↓↓↓
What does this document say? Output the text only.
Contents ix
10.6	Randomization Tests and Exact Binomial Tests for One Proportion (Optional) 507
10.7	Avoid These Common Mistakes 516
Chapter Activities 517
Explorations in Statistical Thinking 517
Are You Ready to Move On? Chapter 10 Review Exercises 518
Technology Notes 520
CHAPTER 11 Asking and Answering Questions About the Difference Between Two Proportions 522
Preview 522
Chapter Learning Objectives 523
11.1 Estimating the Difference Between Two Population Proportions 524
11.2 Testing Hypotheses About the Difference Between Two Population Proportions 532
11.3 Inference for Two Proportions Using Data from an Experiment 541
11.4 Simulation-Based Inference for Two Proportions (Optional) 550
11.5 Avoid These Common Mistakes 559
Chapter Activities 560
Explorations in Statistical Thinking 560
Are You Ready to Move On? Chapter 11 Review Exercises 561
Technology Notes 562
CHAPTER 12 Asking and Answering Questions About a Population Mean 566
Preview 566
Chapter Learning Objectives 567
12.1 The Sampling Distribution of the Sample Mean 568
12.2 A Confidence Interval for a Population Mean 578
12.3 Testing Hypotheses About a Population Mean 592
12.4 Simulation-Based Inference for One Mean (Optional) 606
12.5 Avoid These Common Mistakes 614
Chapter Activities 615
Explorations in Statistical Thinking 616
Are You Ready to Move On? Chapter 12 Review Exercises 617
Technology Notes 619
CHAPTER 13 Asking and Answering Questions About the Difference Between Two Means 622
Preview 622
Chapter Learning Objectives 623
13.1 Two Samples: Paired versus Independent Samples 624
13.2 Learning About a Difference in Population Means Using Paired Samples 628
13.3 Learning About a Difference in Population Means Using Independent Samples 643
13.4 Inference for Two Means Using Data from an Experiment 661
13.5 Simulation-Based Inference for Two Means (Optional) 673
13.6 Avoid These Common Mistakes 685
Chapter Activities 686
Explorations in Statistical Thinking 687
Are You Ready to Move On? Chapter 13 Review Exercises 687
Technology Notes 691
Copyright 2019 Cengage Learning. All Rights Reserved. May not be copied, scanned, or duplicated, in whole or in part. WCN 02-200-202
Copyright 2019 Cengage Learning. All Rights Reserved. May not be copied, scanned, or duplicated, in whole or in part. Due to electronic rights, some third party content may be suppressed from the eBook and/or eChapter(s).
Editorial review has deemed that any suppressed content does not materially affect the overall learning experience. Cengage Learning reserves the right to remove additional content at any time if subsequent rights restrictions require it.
↑↑↑
▶ **Stated task**
Using the entries above, return each line that includes the word "Technology".

▶ **Final result**
Technology Notes 520
Technology Notes 562
Technology Notes 619
Technology Notes 691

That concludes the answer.